Start of PROVIDED RECORDS
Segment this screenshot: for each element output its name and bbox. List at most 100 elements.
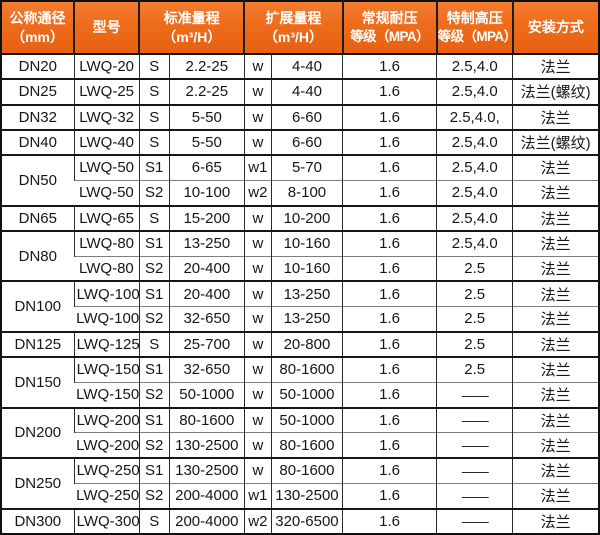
cell-install-method: 法兰 (512, 153, 599, 181)
cell-high-pressure-rating: 2.5 (436, 280, 513, 307)
cell-standard-range: 2.2-25 (168, 52, 245, 80)
cell-high-pressure-rating: —— (436, 456, 513, 484)
cell-high-pressure-rating: 2.5,4.0 (436, 204, 513, 231)
cell-high-pressure-rating: 2.5,4.0 (436, 229, 513, 256)
cell-standard-range: 6-65 (168, 153, 245, 181)
cell-standard-code: S2 (138, 305, 170, 332)
cell-model: LWQ-80 (74, 255, 140, 282)
cell-standard-code: S1 (138, 406, 170, 433)
cell-pressure-rating: 1.6 (342, 432, 437, 458)
cell-install-method: 法兰(螺纹) (512, 128, 599, 155)
cell-extended-range: 10-160 (270, 229, 343, 256)
cell-install-method: 法兰 (512, 103, 599, 130)
cell-extended-range: 5-70 (270, 153, 343, 181)
cell-standard-code: S (138, 128, 170, 155)
cell-extended-code: w1 (243, 153, 272, 181)
cell-extended-range: 80-1600 (270, 456, 343, 484)
cell-install-method: 法兰 (512, 381, 599, 408)
cell-nominal-diameter: DN125 (1, 330, 75, 357)
cell-pressure-rating: 1.6 (342, 507, 437, 534)
table-row: DN300 LWQ-300 S 200-4000 w2 320-6500 1.6 —— 法兰 (1, 507, 599, 534)
cell-nominal-diameter: DN200 (1, 406, 75, 458)
cell-extended-range: 20-800 (270, 330, 343, 357)
table-row: LWQ-50 S2 10-100 w2 8-100 1.6 2.5,4.0 法兰 (1, 179, 599, 206)
cell-standard-code: S (138, 507, 170, 534)
table-row: DN50 LWQ-50 S1 6-65 w1 5-70 1.6 2.5,4.0 法兰 (1, 153, 599, 206)
table-row: DN100 LWQ-100 S1 20-400 w 13-250 1.6 2.5 法兰 (1, 280, 599, 332)
cell-extended-range: 8-100 (270, 179, 343, 206)
cell-extended-range: 6-60 (270, 128, 343, 155)
cell-standard-code: S (138, 204, 170, 231)
header-high-pressure-rating-line2: 等级（MPA） (437, 28, 513, 44)
cell-model: LWQ-25 (73, 78, 140, 105)
cell-high-pressure-rating: —— (436, 432, 513, 458)
cell-extended-code: w2 (243, 179, 272, 206)
table-row: DN150 LWQ-150 S1 32-650 w 80-1600 1.6 2.5 法兰 (1, 355, 599, 408)
header-nominal-diameter-line1: 公称通径 (9, 9, 66, 26)
cell-extended-range: 6-60 (270, 103, 343, 130)
cell-extended-code: w (243, 305, 272, 332)
cell-nominal-diameter: DN150 (1, 356, 75, 408)
header-standard-range: 标准量程 （m³/H） (138, 1, 245, 55)
cell-high-pressure-rating: 2.5,4.0, (436, 103, 513, 130)
cell-install-method: 法兰 (512, 456, 599, 484)
header-nominal-diameter-line2: （mm） (11, 28, 64, 45)
cell-standard-code: S1 (138, 456, 170, 484)
cell-extended-code: w2 (243, 507, 272, 534)
table-row: DN40 LWQ-40 S 5-50 w 6-60 1.6 2.5,4.0 法兰(螺纹) (1, 128, 599, 155)
cell-model: LWQ-300 (73, 507, 140, 534)
cell-pressure-rating: 1.6 (342, 103, 437, 130)
cell-install-method: 法兰 (512, 305, 599, 332)
table-row: DN32 LWQ-32 S 5-50 w 6-60 1.6 2.5,4.0, 法兰 (1, 103, 599, 130)
cell-extended-range: 80-1600 (270, 355, 343, 383)
header-model: 型号 (73, 1, 140, 55)
cell-pressure-rating: 1.6 (342, 355, 437, 383)
cell-model: LWQ-250 (73, 456, 140, 484)
cell-extended-code: w (243, 456, 272, 484)
cell-high-pressure-rating: 2.5,4.0 (436, 128, 513, 155)
cell-model: LWQ-200 (73, 406, 140, 433)
header-extended-range-line2: （m³/H） (263, 28, 323, 45)
cell-extended-range: 13-250 (270, 305, 343, 332)
cell-pressure-rating: 1.6 (342, 204, 437, 231)
cell-model: LWQ-150 (74, 381, 140, 408)
cell-model: LWQ-32 (73, 103, 140, 130)
cell-high-pressure-rating: 2.5 (436, 305, 513, 332)
cell-high-pressure-rating: —— (436, 482, 513, 509)
cell-standard-code: S2 (138, 482, 170, 509)
cell-high-pressure-rating: —— (436, 406, 513, 433)
cell-standard-range: 10-100 (168, 179, 245, 206)
cell-high-pressure-rating: 2.5,4.0 (436, 153, 513, 181)
cell-standard-code: S1 (138, 355, 170, 383)
cell-install-method: 法兰 (512, 52, 599, 80)
cell-standard-code: S (138, 103, 170, 130)
cell-install-method: 法兰 (512, 255, 599, 282)
cell-standard-code: S1 (138, 280, 170, 307)
cell-install-method: 法兰 (512, 406, 599, 433)
header-standard-range-line1: 标准量程 (163, 9, 220, 26)
cell-extended-code: w (243, 381, 272, 408)
cell-high-pressure-rating: 2.5 (436, 255, 513, 282)
cell-extended-code: w (243, 330, 272, 357)
table-row: DN80 LWQ-80 S1 13-250 w 10-160 1.6 2.5,4.0 法兰 (1, 229, 599, 282)
cell-standard-range: 25-700 (168, 330, 245, 357)
cell-standard-code: S1 (138, 229, 170, 256)
cell-high-pressure-rating: 2.5,4.0 (436, 179, 513, 206)
cell-pressure-rating: 1.6 (342, 456, 437, 484)
table-row: DN25 LWQ-25 S 2.2-25 w 4-40 1.6 2.5,4.0 法兰(螺纹) (1, 78, 599, 105)
cell-nominal-diameter: DN300 (1, 507, 75, 534)
cell-pressure-rating: 1.6 (342, 406, 437, 433)
cell-nominal-diameter: DN50 (1, 154, 75, 206)
cell-standard-range: 13-250 (168, 229, 245, 256)
cell-nominal-diameter: DN25 (1, 78, 75, 105)
table-row: LWQ-200 S2 130-2500 w 80-1600 1.6 —— 法兰 (1, 432, 599, 458)
cell-extended-code: w (243, 255, 272, 282)
header-high-pressure-rating: 特制高压 等级（MPA） (435, 1, 513, 55)
cell-model: LWQ-20 (73, 52, 140, 80)
header-high-pressure-rating-line1: 特制高压 (446, 9, 503, 26)
cell-standard-code: S2 (138, 432, 170, 458)
cell-model: LWQ-65 (73, 204, 140, 231)
cell-standard-range: 50-1000 (168, 381, 245, 408)
header-pressure-rating: 常规耐压 等级（MPA） (341, 1, 437, 55)
cell-extended-code: w (243, 78, 272, 105)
End of PROVIDED RECORDS
## [WRITTEN PROBLEM]
Write out the material again with "screenshot" replaced by "screen capture", keeping everything else the same and leaving out the pictures.

## [ANSWER TO THIS PROBLEM]
Segment this screen capture: for each element output its name and bbox. List at most 100 elements.
cell-install-method: 法兰 (512, 153, 599, 181)
cell-high-pressure-rating: 2.5 (436, 280, 513, 307)
cell-standard-range: 2.2-25 (168, 52, 245, 80)
cell-high-pressure-rating: —— (436, 456, 513, 484)
cell-high-pressure-rating: 2.5,4.0 (436, 204, 513, 231)
cell-high-pressure-rating: 2.5,4.0 (436, 229, 513, 256)
cell-standard-range: 6-65 (168, 153, 245, 181)
cell-standard-code: S2 (138, 305, 170, 332)
cell-model: LWQ-80 (74, 255, 140, 282)
cell-standard-code: S1 (138, 406, 170, 433)
cell-pressure-rating: 1.6 (342, 432, 437, 458)
cell-install-method: 法兰(螺纹) (512, 128, 599, 155)
cell-extended-range: 10-160 (270, 229, 343, 256)
cell-install-method: 法兰 (512, 103, 599, 130)
cell-extended-range: 5-70 (270, 153, 343, 181)
cell-standard-code: S (138, 128, 170, 155)
cell-extended-code: w1 (243, 153, 272, 181)
cell-extended-range: 80-1600 (270, 456, 343, 484)
cell-install-method: 法兰 (512, 381, 599, 408)
cell-nominal-diameter: DN125 (1, 330, 75, 357)
cell-pressure-rating: 1.6 (342, 507, 437, 534)
table-row: DN300 LWQ-300 S 200-4000 w2 320-6500 1.6 —— 法兰 (1, 507, 599, 534)
cell-nominal-diameter: DN200 (1, 406, 75, 458)
cell-extended-range: 20-800 (270, 330, 343, 357)
table-row: LWQ-50 S2 10-100 w2 8-100 1.6 2.5,4.0 法兰 (1, 179, 599, 206)
cell-standard-code: S (138, 507, 170, 534)
table-row: DN50 LWQ-50 S1 6-65 w1 5-70 1.6 2.5,4.0 法兰 (1, 153, 599, 206)
table-row: DN100 LWQ-100 S1 20-400 w 13-250 1.6 2.5 法兰 (1, 280, 599, 332)
cell-extended-range: 8-100 (270, 179, 343, 206)
cell-extended-range: 6-60 (270, 128, 343, 155)
cell-standard-code: S (138, 204, 170, 231)
header-high-pressure-rating-line2: 等级（MPA） (437, 28, 513, 44)
cell-model: LWQ-25 (73, 78, 140, 105)
cell-high-pressure-rating: —— (436, 432, 513, 458)
cell-extended-code: w2 (243, 179, 272, 206)
table-row: DN150 LWQ-150 S1 32-650 w 80-1600 1.6 2.5 法兰 (1, 355, 599, 408)
header-nominal-diameter-line1: 公称通径 (9, 9, 66, 26)
cell-extended-range: 6-60 (270, 103, 343, 130)
cell-extended-code: w (243, 305, 272, 332)
cell-nominal-diameter: DN150 (1, 356, 75, 408)
header-standard-range: 标准量程 （m³/H） (138, 1, 245, 55)
cell-high-pressure-rating: 2.5,4.0, (436, 103, 513, 130)
cell-install-method: 法兰 (512, 456, 599, 484)
header-nominal-diameter-line2: （mm） (11, 28, 64, 45)
cell-standard-code: S1 (138, 456, 170, 484)
cell-extended-code: w2 (243, 507, 272, 534)
table-row: DN40 LWQ-40 S 5-50 w 6-60 1.6 2.5,4.0 法兰(螺纹) (1, 128, 599, 155)
cell-model: LWQ-300 (73, 507, 140, 534)
cell-pressure-rating: 1.6 (342, 103, 437, 130)
cell-install-method: 法兰 (512, 305, 599, 332)
table-row: DN32 LWQ-32 S 5-50 w 6-60 1.6 2.5,4.0, 法兰 (1, 103, 599, 130)
cell-extended-range: 80-1600 (270, 355, 343, 383)
header-model: 型号 (73, 1, 140, 55)
cell-pressure-rating: 1.6 (342, 355, 437, 383)
cell-model: LWQ-250 (73, 456, 140, 484)
cell-extended-code: w (243, 456, 272, 484)
cell-high-pressure-rating: 2.5,4.0 (436, 128, 513, 155)
cell-model: LWQ-200 (73, 406, 140, 433)
header-extended-range-line2: （m³/H） (263, 28, 323, 45)
cell-extended-range: 13-250 (270, 305, 343, 332)
cell-pressure-rating: 1.6 (342, 204, 437, 231)
cell-model: LWQ-150 (74, 381, 140, 408)
cell-model: LWQ-32 (73, 103, 140, 130)
cell-high-pressure-rating: 2.5 (436, 305, 513, 332)
cell-high-pressure-rating: —— (436, 482, 513, 509)
cell-standard-code: S2 (138, 482, 170, 509)
cell-high-pressure-rating: —— (436, 406, 513, 433)
cell-standard-range: 10-100 (168, 179, 245, 206)
cell-high-pressure-rating: 2.5,4.0 (436, 153, 513, 181)
cell-standard-code: S1 (138, 355, 170, 383)
cell-install-method: 法兰 (512, 52, 599, 80)
cell-standard-code: S (138, 103, 170, 130)
cell-install-method: 法兰 (512, 255, 599, 282)
cell-standard-code: S1 (138, 280, 170, 307)
cell-install-method: 法兰 (512, 406, 599, 433)
header-standard-range-line1: 标准量程 (163, 9, 220, 26)
cell-extended-code: w (243, 381, 272, 408)
cell-high-pressure-rating: 2.5 (436, 255, 513, 282)
cell-extended-code: w (243, 330, 272, 357)
table-row: DN80 LWQ-80 S1 13-250 w 10-160 1.6 2.5,4.0 法兰 (1, 229, 599, 282)
cell-standard-range: 25-700 (168, 330, 245, 357)
cell-standard-code: S1 (138, 229, 170, 256)
cell-high-pressure-rating: 2.5,4.0 (436, 179, 513, 206)
cell-pressure-rating: 1.6 (342, 456, 437, 484)
table-row: DN25 LWQ-25 S 2.2-25 w 4-40 1.6 2.5,4.0 法兰(螺纹) (1, 78, 599, 105)
cell-nominal-diameter: DN300 (1, 507, 75, 534)
cell-pressure-rating: 1.6 (342, 406, 437, 433)
cell-nominal-diameter: DN50 (1, 154, 75, 206)
cell-standard-range: 13-250 (168, 229, 245, 256)
cell-nominal-diameter: DN25 (1, 78, 75, 105)
table-row: LWQ-200 S2 130-2500 w 80-1600 1.6 —— 法兰 (1, 432, 599, 458)
cell-extended-code: w (243, 255, 272, 282)
header-high-pressure-rating: 特制高压 等级（MPA） (435, 1, 513, 55)
cell-model: LWQ-20 (73, 52, 140, 80)
header-high-pressure-rating-line1: 特制高压 (446, 9, 503, 26)
cell-standard-code: S2 (138, 432, 170, 458)
cell-model: LWQ-65 (73, 204, 140, 231)
cell-standard-range: 50-1000 (168, 381, 245, 408)
header-pressure-rating: 常规耐压 等级（MPA） (341, 1, 437, 55)
cell-extended-code: w (243, 78, 272, 105)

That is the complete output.